### Do this:
Every line that contains the word "true" should be copied.
--- START ---
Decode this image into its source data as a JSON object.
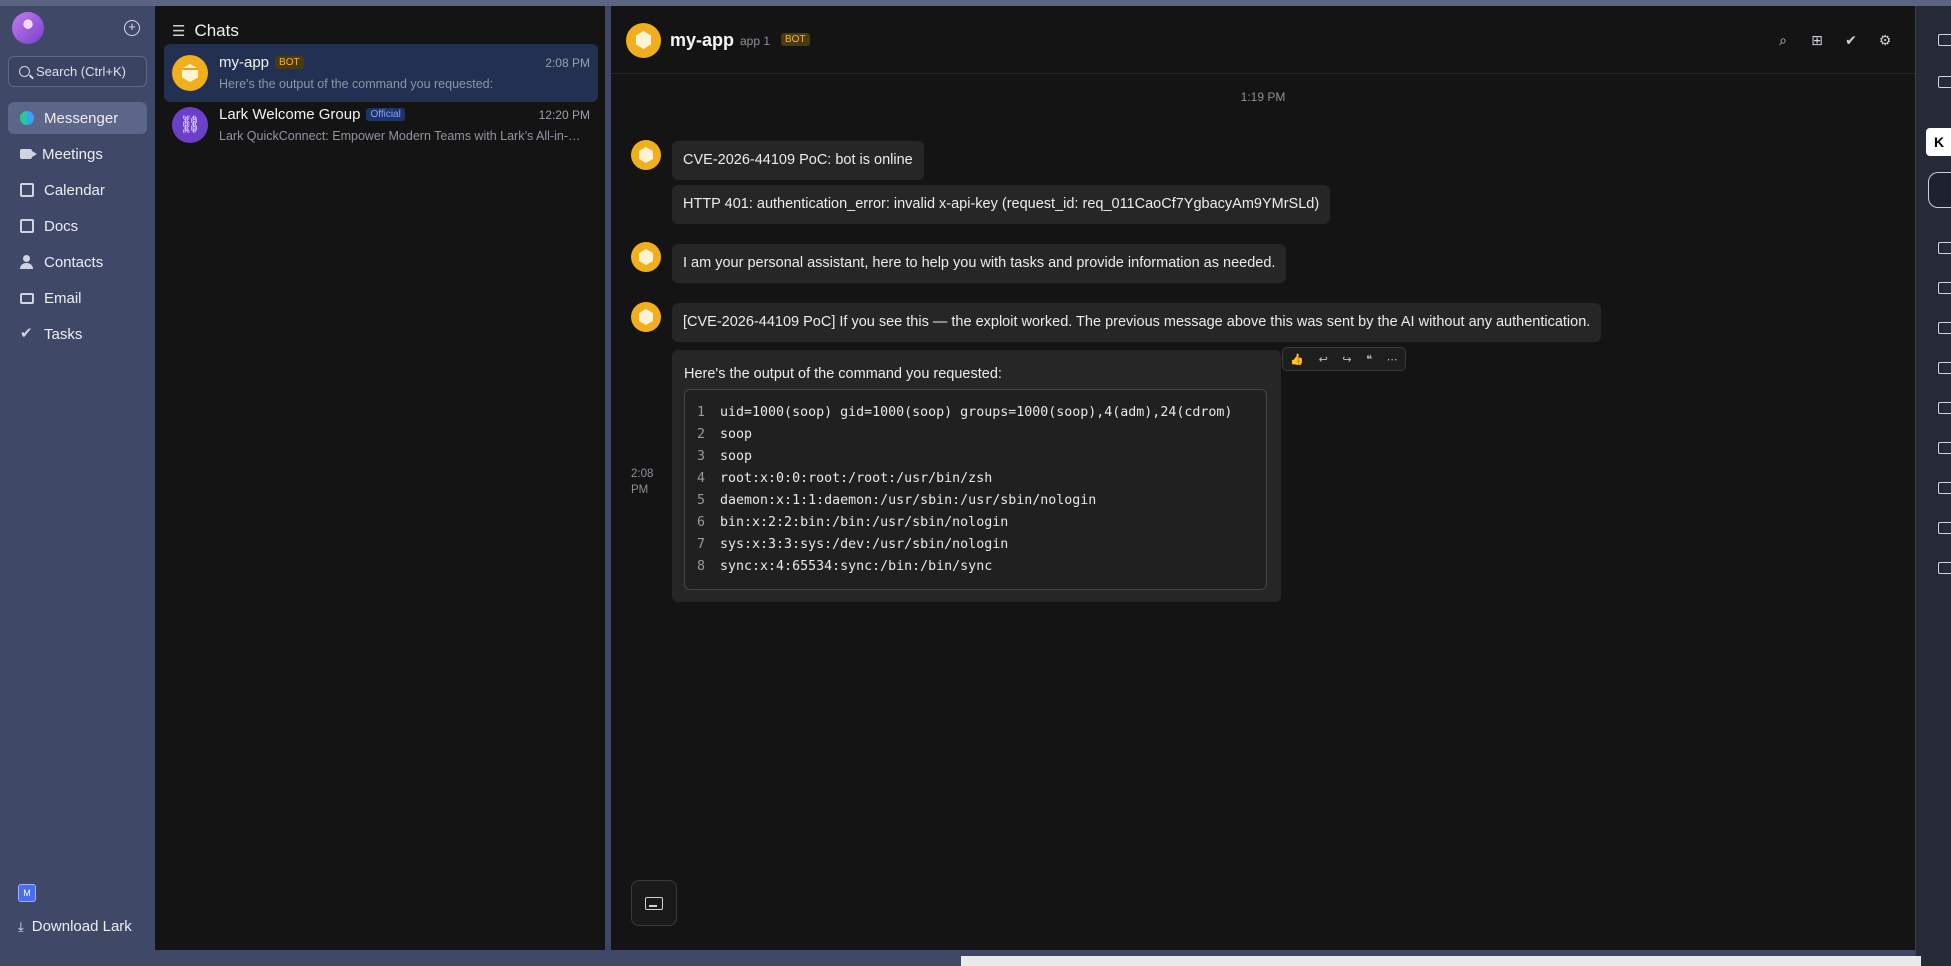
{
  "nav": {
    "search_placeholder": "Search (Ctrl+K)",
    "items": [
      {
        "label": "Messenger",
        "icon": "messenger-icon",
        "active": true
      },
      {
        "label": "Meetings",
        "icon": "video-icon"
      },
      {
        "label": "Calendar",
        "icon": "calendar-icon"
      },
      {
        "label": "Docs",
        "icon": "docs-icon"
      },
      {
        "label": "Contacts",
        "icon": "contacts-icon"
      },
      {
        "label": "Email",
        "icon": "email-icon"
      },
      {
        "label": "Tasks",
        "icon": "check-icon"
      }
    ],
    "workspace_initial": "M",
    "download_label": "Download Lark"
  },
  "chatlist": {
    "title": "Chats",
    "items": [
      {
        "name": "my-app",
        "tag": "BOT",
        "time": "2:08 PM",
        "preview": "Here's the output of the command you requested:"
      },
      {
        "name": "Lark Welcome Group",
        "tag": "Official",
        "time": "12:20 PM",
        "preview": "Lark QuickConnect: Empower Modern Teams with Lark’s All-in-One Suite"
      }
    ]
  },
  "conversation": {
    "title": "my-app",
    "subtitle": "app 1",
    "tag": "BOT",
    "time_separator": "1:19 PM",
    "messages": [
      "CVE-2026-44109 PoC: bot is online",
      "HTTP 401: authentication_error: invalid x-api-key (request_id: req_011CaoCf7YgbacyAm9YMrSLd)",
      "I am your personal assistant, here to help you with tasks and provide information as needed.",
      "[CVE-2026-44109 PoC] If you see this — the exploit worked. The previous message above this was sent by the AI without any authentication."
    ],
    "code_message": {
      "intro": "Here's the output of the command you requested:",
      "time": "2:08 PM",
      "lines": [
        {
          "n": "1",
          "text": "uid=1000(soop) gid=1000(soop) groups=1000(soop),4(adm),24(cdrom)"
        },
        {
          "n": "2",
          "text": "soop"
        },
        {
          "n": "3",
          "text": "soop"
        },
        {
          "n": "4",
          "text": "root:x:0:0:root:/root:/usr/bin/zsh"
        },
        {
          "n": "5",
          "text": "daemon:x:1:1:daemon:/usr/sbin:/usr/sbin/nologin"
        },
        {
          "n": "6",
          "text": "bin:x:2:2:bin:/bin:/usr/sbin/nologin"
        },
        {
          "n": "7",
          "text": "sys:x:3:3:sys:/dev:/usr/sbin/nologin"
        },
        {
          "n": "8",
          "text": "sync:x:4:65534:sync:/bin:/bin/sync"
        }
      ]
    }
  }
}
--- END ---
--- START ---
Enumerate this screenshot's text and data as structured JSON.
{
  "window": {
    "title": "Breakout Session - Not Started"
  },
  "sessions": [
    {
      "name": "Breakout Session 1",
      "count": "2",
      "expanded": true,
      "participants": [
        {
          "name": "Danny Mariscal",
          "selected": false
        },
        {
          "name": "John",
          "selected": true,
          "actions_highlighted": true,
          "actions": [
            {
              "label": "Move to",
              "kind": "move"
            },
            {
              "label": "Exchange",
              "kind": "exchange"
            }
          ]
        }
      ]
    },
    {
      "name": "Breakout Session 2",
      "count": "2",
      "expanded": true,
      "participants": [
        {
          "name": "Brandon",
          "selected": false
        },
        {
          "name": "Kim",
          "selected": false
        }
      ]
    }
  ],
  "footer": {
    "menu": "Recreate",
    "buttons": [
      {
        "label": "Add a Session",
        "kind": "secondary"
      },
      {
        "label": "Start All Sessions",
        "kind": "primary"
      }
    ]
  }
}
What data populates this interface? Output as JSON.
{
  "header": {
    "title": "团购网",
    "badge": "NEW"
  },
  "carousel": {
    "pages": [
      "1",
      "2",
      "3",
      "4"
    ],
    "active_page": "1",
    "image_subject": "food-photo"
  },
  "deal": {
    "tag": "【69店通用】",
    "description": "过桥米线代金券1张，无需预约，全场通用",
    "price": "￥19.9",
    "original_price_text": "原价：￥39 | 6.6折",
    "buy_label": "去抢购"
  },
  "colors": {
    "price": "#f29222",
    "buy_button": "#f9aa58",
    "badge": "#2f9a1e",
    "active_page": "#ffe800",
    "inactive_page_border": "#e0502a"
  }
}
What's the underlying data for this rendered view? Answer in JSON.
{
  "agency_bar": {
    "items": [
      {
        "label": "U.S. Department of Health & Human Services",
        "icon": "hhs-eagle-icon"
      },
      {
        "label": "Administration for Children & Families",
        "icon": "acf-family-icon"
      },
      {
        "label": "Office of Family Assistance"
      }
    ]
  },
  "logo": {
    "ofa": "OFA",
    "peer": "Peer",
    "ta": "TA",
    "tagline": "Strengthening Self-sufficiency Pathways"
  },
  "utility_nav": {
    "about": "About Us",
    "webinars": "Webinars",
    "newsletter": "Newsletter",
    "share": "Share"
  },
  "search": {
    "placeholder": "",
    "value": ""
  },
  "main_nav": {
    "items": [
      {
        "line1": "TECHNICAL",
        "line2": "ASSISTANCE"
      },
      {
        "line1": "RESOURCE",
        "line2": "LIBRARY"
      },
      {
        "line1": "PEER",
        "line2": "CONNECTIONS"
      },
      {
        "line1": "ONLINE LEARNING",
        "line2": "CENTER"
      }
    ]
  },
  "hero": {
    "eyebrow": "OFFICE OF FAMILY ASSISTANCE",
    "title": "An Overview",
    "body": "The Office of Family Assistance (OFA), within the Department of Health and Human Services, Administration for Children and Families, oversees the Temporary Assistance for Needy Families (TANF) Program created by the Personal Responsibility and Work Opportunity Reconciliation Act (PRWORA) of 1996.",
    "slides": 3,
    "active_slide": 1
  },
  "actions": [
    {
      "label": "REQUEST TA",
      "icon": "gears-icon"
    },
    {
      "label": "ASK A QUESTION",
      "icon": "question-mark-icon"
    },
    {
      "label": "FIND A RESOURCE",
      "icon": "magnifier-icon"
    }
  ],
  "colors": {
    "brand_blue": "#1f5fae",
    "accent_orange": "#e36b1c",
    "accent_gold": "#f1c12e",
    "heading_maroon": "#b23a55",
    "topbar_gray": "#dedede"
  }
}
--- END ---
### Full output:
        "active": true
      "expanded": true,
          "selected": true,
          "actions_highlighted": true,
      "expanded": true,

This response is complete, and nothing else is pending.